● **Your task**: Restate the whole listing word for word. Pictures are left out.

● **Records to use**:
----

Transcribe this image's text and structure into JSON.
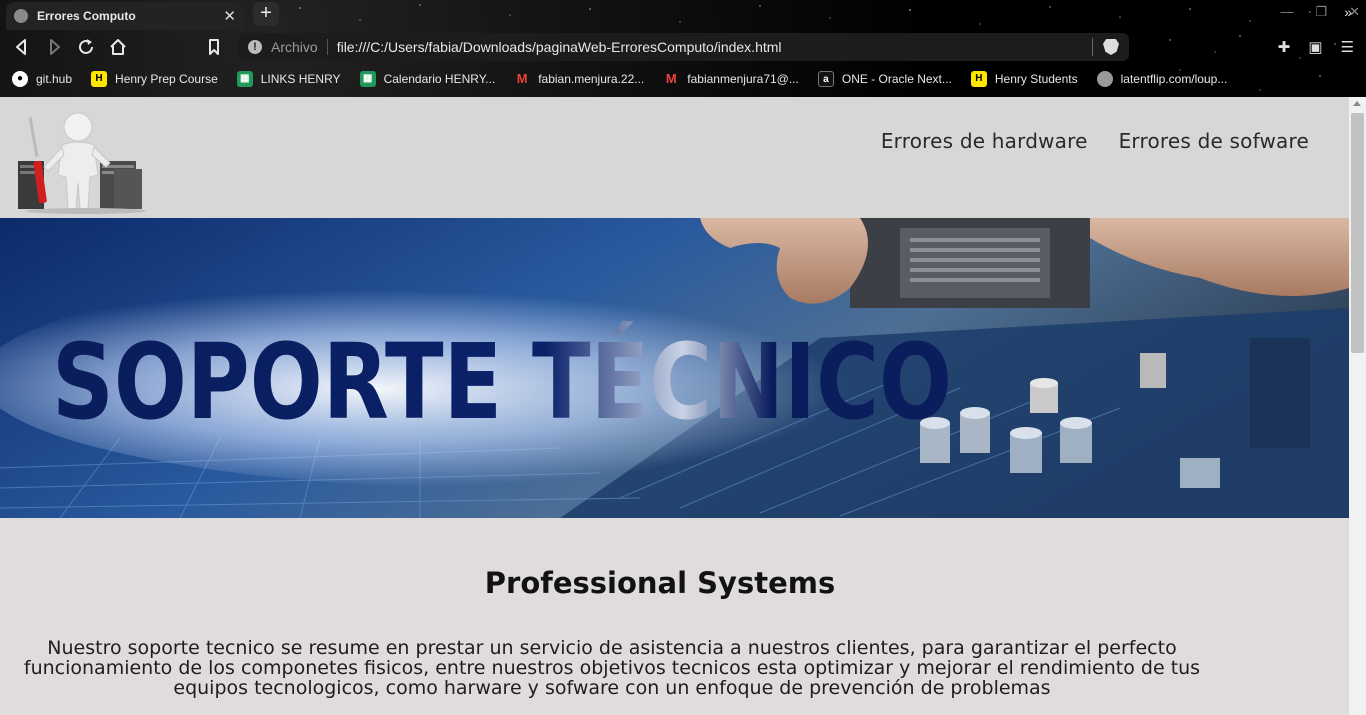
{
  "browser": {
    "tab_title": "Errores Computo",
    "tab_close": "✕",
    "new_tab": "+",
    "address": {
      "scheme_label": "Archivo",
      "url": "file:///C:/Users/fabia/Downloads/paginaWeb-ErroresComputo/index.html"
    },
    "bookmarks": [
      {
        "label": "git.hub",
        "icon": "github-icon"
      },
      {
        "label": "Henry Prep Course",
        "icon": "henry-icon"
      },
      {
        "label": "LINKS HENRY",
        "icon": "sheets-icon"
      },
      {
        "label": "Calendario HENRY...",
        "icon": "sheets-icon"
      },
      {
        "label": "fabian.menjura.22...",
        "icon": "gmail-icon"
      },
      {
        "label": "fabianmenjura71@...",
        "icon": "gmail-icon"
      },
      {
        "label": "ONE - Oracle Next...",
        "icon": "alura-icon"
      },
      {
        "label": "Henry Students",
        "icon": "henry-icon"
      },
      {
        "label": "latentflip.com/loup...",
        "icon": "globe-icon"
      }
    ],
    "bookmarks_more": "»"
  },
  "site": {
    "nav": [
      "Errores de hardware",
      "Errores de sofware"
    ],
    "hero_text": "SOPORTE TÉCNICO",
    "heading": "Professional Systems",
    "paragraph": "Nuestro soporte tecnico se resume en prestar un servicio de asistencia a nuestros clientes, para garantizar el perfecto funcionamiento de los componetes fisicos, entre nuestros objetivos tecnicos esta optimizar y mejorar el rendimiento de tus equipos tecnologicos, como harware y sofware con un enfoque de prevención de problemas"
  },
  "colors": {
    "header_bg": "#d7d7d7",
    "content_bg": "#e0dcdc",
    "hero_navy": "#0a1d5c"
  }
}
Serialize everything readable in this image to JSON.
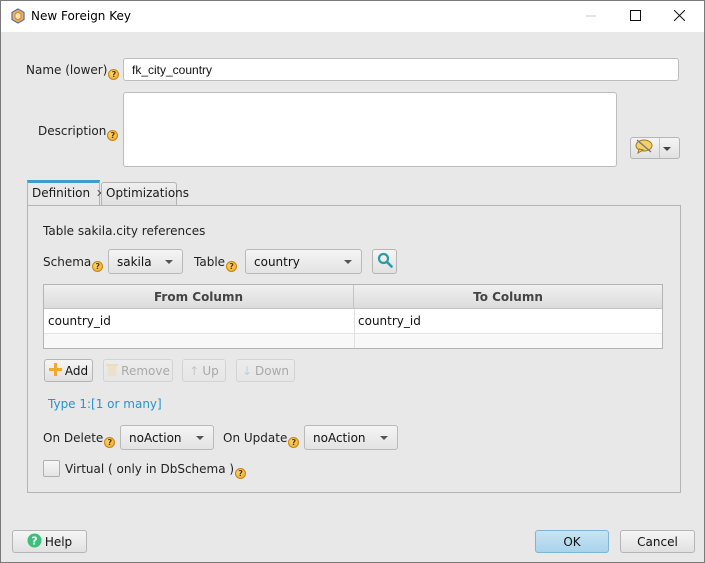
{
  "window": {
    "title": "New Foreign Key",
    "app_icon": "cube-icon",
    "controls": [
      "minimize",
      "maximize",
      "close"
    ]
  },
  "form": {
    "name_label": "Name (lower)",
    "name_value": "fk_city_country",
    "description_label": "Description",
    "description_value": "",
    "comment_button_icon": "comment-disabled-icon",
    "help_glyph": "?"
  },
  "tabs": [
    {
      "label": "Definition",
      "active": true,
      "closable": true,
      "close_glyph": "✕"
    },
    {
      "label": "Optimizations",
      "active": false
    }
  ],
  "definition": {
    "references_text": "Table sakila.city references",
    "schema_label": "Schema",
    "schema_value": "sakila",
    "table_label": "Table",
    "table_value": "country",
    "search_icon": "search-icon",
    "columns_table": {
      "headers": [
        "From Column",
        "To Column"
      ],
      "rows": [
        [
          "country_id",
          "country_id"
        ],
        [
          "",
          ""
        ]
      ]
    },
    "buttons": {
      "add": "Add",
      "remove": "Remove",
      "up": "Up",
      "down": "Down"
    },
    "type_link": "Type 1:[1 or many]",
    "on_delete_label": "On Delete",
    "on_delete_value": "noAction",
    "on_update_label": "On Update",
    "on_update_value": "noAction",
    "virtual_label": "Virtual ( only in DbSchema )",
    "virtual_checked": false
  },
  "footer": {
    "help": "Help",
    "ok": "OK",
    "cancel": "Cancel"
  },
  "colors": {
    "accent": "#3e9ad3",
    "link": "#2a93c9",
    "ok_button": "#a9d3ec",
    "help_icon": "#3cbf7a"
  }
}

----

● **Output**:
Transcribe this image's text and structure into JSON.
{
  "browser": {
    "tab_title": "Errores Computo",
    "tab_close": "✕",
    "new_tab": "+",
    "address": {
      "scheme_label": "Archivo",
      "url": "file:///C:/Users/fabia/Downloads/paginaWeb-ErroresComputo/index.html"
    },
    "bookmarks": [
      {
        "label": "git.hub",
        "icon": "github-icon"
      },
      {
        "label": "Henry Prep Course",
        "icon": "henry-icon"
      },
      {
        "label": "LINKS HENRY",
        "icon": "sheets-icon"
      },
      {
        "label": "Calendario HENRY...",
        "icon": "sheets-icon"
      },
      {
        "label": "fabian.menjura.22...",
        "icon": "gmail-icon"
      },
      {
        "label": "fabianmenjura71@...",
        "icon": "gmail-icon"
      },
      {
        "label": "ONE - Oracle Next...",
        "icon": "alura-icon"
      },
      {
        "label": "Henry Students",
        "icon": "henry-icon"
      },
      {
        "label": "latentflip.com/loup...",
        "icon": "globe-icon"
      }
    ],
    "bookmarks_more": "»"
  },
  "site": {
    "nav": [
      "Errores de hardware",
      "Errores de sofware"
    ],
    "hero_text": "SOPORTE TÉCNICO",
    "heading": "Professional Systems",
    "paragraph": "Nuestro soporte tecnico se resume en prestar un servicio de asistencia a nuestros clientes, para garantizar el perfecto funcionamiento de los componetes fisicos, entre nuestros objetivos tecnicos esta optimizar y mejorar el rendimiento de tus equipos tecnologicos, como harware y sofware con un enfoque de prevención de problemas"
  },
  "colors": {
    "header_bg": "#d7d7d7",
    "content_bg": "#e0dcdc",
    "hero_navy": "#0a1d5c"
  }
}
Serialize everything readable in this image to JSON.
{
  "window": {
    "title": "New Foreign Key",
    "app_icon": "cube-icon",
    "controls": [
      "minimize",
      "maximize",
      "close"
    ]
  },
  "form": {
    "name_label": "Name (lower)",
    "name_value": "fk_city_country",
    "description_label": "Description",
    "description_value": "",
    "comment_button_icon": "comment-disabled-icon",
    "help_glyph": "?"
  },
  "tabs": [
    {
      "label": "Definition",
      "active": true,
      "closable": true,
      "close_glyph": "✕"
    },
    {
      "label": "Optimizations",
      "active": false
    }
  ],
  "definition": {
    "references_text": "Table sakila.city references",
    "schema_label": "Schema",
    "schema_value": "sakila",
    "table_label": "Table",
    "table_value": "country",
    "search_icon": "search-icon",
    "columns_table": {
      "headers": [
        "From Column",
        "To Column"
      ],
      "rows": [
        [
          "country_id",
          "country_id"
        ],
        [
          "",
          ""
        ]
      ]
    },
    "buttons": {
      "add": "Add",
      "remove": "Remove",
      "up": "Up",
      "down": "Down"
    },
    "type_link": "Type 1:[1 or many]",
    "on_delete_label": "On Delete",
    "on_delete_value": "noAction",
    "on_update_label": "On Update",
    "on_update_value": "noAction",
    "virtual_label": "Virtual ( only in DbSchema )",
    "virtual_checked": false
  },
  "footer": {
    "help": "Help",
    "ok": "OK",
    "cancel": "Cancel"
  },
  "colors": {
    "accent": "#3e9ad3",
    "link": "#2a93c9",
    "ok_button": "#a9d3ec",
    "help_icon": "#3cbf7a"
  }
}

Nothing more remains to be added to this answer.